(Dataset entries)
══════
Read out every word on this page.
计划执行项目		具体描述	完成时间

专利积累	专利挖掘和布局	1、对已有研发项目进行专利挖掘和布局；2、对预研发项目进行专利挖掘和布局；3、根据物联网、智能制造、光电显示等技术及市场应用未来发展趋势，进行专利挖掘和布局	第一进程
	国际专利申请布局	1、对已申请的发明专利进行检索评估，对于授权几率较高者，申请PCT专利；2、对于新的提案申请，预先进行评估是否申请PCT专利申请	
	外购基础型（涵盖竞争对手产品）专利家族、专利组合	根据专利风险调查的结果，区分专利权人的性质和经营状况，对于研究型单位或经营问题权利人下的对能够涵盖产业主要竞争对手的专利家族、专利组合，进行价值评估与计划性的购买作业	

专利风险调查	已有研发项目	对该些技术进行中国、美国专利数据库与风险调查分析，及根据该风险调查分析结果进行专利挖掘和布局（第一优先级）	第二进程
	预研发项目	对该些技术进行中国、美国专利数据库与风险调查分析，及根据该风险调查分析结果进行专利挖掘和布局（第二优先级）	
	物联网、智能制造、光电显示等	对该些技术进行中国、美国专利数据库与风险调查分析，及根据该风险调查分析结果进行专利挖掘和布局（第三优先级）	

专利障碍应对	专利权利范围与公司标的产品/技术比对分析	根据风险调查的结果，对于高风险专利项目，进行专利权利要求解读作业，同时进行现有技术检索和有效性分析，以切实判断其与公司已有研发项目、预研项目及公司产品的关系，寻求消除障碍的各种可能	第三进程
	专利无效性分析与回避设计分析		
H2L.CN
══════
The problem: Repeat the data above exactly.

Correct response:
Read out every word on this page.
计划执行项目		具体描述	完成时间

专利积累	专利挖掘和布局	1、对已有研发项目进行专利挖掘和布局；2、对预研发项目进行专利挖掘和布局；3、根据物联网、智能制造、光电显示等技术及市场应用未来发展趋势，进行专利挖掘和布局	第一进程
	国际专利申请布局	1、对已申请的发明专利进行检索评估，对于授权几率较高者，申请PCT专利；2、对于新的提案申请，预先进行评估是否申请PCT专利申请	
	外购基础型（涵盖竞争对手产品）专利家族、专利组合	根据专利风险调查的结果，区分专利权人的性质和经营状况，对于研究型单位或经营问题权利人下的对能够涵盖产业主要竞争对手的专利家族、专利组合，进行价值评估与计划性的购买作业	

专利风险调查	已有研发项目	对该些技术进行中国、美国专利数据库与风险调查分析，及根据该风险调查分析结果进行专利挖掘和布局（第一优先级）	第二进程
	预研发项目	对该些技术进行中国、美国专利数据库与风险调查分析，及根据该风险调查分析结果进行专利挖掘和布局（第二优先级）	
	物联网、智能制造、光电显示等	对该些技术进行中国、美国专利数据库与风险调查分析，及根据该风险调查分析结果进行专利挖掘和布局（第三优先级）	

专利障碍应对	专利权利范围与公司标的产品/技术比对分析	根据风险调查的结果，对于高风险专利项目，进行专利权利要求解读作业，同时进行现有技术检索和有效性分析，以切实判断其与公司已有研发项目、预研项目及公司产品的关系，寻求消除障碍的各种可能	第三进程
	专利无效性分析与回避设计分析		
H2L.CN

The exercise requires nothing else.